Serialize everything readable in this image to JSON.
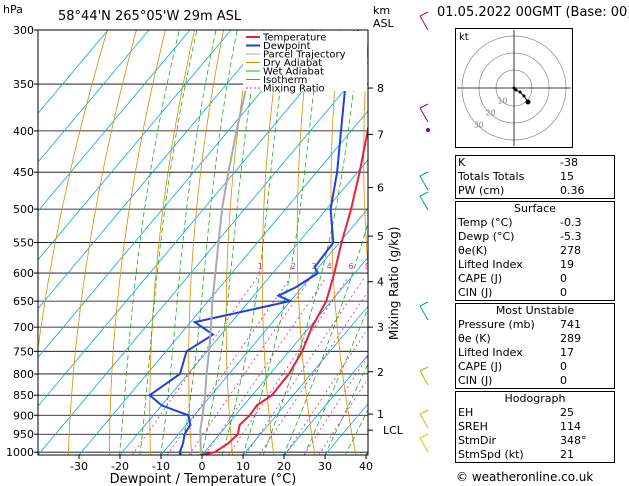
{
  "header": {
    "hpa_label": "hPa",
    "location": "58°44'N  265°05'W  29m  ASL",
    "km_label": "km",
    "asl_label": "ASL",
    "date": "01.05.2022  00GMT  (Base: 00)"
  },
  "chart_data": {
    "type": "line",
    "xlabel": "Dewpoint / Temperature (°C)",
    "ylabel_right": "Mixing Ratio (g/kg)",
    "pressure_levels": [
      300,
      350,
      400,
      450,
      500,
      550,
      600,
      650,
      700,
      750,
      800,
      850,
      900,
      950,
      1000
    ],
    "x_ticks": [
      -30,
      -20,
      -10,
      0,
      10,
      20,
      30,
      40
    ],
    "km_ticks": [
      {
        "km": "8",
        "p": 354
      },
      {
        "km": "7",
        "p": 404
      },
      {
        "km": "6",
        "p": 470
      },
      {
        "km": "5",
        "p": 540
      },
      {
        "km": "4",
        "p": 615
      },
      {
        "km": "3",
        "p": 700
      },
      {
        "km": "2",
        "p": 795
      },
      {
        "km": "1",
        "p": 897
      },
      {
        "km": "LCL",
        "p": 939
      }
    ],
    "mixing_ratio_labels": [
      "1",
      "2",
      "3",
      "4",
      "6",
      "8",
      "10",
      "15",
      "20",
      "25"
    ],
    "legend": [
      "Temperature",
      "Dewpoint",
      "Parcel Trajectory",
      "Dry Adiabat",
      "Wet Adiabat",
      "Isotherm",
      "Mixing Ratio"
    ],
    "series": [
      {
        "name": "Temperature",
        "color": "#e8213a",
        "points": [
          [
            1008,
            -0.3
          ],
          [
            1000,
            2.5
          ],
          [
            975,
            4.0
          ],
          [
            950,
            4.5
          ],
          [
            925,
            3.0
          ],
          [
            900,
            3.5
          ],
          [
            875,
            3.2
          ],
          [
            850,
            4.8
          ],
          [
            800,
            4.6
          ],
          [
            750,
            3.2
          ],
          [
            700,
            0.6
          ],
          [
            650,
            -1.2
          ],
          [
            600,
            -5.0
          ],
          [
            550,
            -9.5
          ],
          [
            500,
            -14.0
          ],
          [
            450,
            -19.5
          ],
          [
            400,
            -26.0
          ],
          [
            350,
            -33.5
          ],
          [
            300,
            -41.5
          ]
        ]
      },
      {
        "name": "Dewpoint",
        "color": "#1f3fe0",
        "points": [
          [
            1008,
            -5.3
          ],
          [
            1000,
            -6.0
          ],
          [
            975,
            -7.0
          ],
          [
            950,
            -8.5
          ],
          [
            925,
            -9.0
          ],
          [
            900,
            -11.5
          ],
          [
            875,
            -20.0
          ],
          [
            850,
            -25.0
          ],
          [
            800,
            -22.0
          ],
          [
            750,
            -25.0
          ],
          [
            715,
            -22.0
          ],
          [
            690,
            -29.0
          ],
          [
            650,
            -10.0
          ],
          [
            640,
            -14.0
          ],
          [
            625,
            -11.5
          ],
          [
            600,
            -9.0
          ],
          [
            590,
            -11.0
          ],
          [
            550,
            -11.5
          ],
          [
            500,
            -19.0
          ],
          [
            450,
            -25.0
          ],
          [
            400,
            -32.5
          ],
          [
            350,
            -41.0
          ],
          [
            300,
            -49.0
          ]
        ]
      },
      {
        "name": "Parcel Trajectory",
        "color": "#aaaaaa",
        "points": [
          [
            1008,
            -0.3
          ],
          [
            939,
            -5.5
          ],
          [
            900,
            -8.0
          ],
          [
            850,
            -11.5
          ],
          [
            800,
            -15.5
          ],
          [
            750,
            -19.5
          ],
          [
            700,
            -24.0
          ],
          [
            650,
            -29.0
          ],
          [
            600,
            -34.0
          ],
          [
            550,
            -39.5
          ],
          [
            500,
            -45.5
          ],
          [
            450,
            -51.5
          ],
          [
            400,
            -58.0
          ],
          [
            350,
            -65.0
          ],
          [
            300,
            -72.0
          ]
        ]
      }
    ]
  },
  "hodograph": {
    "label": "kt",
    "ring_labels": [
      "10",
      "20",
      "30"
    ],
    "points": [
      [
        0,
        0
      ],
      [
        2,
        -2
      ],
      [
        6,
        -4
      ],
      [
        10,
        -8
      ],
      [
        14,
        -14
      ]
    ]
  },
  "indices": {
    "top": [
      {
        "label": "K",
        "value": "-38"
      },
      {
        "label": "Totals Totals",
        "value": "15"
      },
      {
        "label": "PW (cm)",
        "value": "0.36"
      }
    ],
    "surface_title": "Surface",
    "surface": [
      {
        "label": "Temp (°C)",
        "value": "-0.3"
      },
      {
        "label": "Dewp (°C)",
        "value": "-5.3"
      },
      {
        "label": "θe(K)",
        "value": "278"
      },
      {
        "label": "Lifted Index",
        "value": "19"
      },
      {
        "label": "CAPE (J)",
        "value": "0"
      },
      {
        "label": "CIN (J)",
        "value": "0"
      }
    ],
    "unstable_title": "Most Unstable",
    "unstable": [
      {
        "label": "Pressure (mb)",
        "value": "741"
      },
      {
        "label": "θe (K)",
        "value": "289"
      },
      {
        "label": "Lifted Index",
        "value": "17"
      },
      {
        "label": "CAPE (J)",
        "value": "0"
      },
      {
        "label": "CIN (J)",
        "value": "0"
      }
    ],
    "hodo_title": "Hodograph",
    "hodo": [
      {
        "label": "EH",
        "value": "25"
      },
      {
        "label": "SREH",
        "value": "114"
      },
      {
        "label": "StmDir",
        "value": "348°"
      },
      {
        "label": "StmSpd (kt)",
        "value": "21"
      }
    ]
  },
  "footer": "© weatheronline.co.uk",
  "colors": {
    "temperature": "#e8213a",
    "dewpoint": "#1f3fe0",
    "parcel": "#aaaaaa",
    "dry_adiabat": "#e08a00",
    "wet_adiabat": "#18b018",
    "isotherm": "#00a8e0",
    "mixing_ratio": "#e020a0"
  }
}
......
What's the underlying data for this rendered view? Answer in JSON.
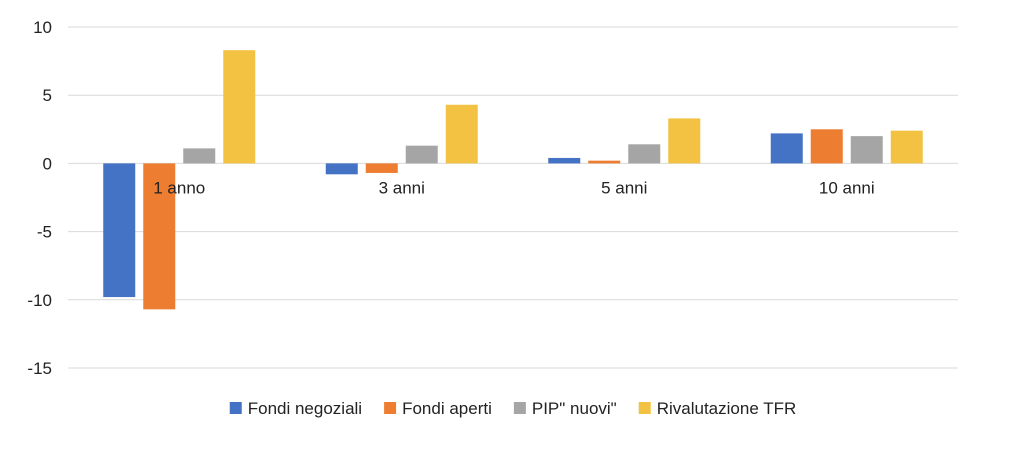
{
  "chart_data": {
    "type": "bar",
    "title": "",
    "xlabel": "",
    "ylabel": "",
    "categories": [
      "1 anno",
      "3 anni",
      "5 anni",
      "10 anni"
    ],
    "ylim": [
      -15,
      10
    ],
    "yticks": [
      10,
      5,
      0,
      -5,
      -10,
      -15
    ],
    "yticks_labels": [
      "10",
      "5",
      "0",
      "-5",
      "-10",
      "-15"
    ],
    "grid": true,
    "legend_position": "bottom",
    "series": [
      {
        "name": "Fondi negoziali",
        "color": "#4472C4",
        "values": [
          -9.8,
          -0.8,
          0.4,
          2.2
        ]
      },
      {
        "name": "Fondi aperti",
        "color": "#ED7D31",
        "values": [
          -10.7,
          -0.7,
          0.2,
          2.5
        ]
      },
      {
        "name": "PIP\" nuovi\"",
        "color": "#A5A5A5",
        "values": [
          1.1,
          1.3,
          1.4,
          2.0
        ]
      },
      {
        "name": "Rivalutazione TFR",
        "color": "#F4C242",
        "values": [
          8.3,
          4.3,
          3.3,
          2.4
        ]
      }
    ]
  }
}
......
WHAT IS BEING ASKED -
Return only the number of lines in the preceding records that contain the string "xlabel".

PROBLEM SOLUTION -
2